Records:
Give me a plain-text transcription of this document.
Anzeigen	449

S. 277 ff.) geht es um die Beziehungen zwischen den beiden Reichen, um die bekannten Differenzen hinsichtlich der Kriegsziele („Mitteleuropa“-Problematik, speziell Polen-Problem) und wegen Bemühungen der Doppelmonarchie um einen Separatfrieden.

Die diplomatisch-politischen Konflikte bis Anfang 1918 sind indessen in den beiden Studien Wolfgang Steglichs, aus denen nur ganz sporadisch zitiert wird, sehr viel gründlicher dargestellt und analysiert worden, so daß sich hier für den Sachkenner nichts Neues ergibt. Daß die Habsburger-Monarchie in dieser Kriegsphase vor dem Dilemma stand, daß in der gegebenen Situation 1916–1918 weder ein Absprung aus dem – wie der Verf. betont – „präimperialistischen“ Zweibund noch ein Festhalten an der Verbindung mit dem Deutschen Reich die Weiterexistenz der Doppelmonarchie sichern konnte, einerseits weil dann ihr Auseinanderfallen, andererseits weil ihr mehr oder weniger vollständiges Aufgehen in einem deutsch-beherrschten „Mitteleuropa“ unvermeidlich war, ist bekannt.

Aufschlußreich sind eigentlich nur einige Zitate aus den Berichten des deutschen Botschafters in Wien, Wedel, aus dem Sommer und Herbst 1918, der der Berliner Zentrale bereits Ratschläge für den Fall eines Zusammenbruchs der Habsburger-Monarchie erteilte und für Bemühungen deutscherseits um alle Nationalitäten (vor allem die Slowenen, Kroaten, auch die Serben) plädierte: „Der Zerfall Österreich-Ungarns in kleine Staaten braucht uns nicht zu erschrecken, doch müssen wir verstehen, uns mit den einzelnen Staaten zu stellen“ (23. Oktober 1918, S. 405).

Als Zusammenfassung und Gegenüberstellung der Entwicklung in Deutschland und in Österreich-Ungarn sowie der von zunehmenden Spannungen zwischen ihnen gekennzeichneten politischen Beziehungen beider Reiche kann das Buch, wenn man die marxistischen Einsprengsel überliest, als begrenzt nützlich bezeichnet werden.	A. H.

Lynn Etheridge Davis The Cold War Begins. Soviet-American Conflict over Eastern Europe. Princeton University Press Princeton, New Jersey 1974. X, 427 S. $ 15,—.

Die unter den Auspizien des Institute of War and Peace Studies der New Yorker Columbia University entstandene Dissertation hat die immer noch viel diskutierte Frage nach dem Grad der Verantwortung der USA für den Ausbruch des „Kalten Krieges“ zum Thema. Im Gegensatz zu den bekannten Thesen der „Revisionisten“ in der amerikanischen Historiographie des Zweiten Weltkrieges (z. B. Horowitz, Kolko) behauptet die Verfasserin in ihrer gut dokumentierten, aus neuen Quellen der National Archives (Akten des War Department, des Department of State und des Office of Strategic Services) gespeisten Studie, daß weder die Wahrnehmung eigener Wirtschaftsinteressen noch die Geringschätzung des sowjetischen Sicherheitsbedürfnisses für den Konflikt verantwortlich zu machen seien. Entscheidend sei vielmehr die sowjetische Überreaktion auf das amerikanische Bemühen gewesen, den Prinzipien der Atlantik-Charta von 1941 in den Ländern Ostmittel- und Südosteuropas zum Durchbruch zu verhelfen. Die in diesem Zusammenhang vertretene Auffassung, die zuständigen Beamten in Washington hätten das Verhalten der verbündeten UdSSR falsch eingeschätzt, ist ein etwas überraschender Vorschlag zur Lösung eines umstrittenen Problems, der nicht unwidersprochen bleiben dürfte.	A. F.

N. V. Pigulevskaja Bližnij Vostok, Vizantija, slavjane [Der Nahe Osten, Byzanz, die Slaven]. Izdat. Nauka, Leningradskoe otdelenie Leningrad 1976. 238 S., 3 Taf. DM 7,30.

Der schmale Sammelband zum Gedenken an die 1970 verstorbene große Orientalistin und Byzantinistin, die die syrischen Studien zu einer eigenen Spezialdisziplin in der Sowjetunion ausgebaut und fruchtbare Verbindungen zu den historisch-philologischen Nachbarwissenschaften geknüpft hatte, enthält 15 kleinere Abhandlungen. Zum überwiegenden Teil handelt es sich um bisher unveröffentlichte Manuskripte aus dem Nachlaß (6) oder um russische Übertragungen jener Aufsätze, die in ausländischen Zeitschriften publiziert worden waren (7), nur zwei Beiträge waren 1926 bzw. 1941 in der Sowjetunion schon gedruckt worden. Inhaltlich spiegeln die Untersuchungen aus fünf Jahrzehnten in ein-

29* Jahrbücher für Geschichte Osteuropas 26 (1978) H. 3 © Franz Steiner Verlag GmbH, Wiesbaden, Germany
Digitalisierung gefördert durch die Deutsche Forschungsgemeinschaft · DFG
--
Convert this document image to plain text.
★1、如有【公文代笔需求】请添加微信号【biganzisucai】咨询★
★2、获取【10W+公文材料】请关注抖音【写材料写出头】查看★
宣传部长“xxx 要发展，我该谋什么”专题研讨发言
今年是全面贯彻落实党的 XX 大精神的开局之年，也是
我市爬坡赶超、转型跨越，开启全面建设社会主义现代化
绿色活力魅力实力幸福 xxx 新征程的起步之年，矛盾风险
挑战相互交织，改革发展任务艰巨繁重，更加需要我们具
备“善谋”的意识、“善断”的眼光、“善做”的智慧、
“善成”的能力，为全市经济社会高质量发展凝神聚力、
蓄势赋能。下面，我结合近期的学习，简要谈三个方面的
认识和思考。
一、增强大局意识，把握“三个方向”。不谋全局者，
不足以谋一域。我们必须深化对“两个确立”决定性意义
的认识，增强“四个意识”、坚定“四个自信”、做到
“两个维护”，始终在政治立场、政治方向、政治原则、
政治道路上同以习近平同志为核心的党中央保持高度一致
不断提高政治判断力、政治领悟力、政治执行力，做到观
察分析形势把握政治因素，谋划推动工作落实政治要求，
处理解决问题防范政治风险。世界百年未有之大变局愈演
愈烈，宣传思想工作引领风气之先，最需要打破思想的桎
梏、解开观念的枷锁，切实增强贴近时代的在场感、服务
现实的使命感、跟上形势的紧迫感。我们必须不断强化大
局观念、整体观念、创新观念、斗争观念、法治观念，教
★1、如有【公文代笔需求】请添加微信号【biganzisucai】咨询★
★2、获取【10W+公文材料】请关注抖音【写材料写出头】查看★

The exercise: Using the records above, copy each line that contains "text".

Written solution:
Give me a plain-text transcription of this document.
Convert this document image to plain text.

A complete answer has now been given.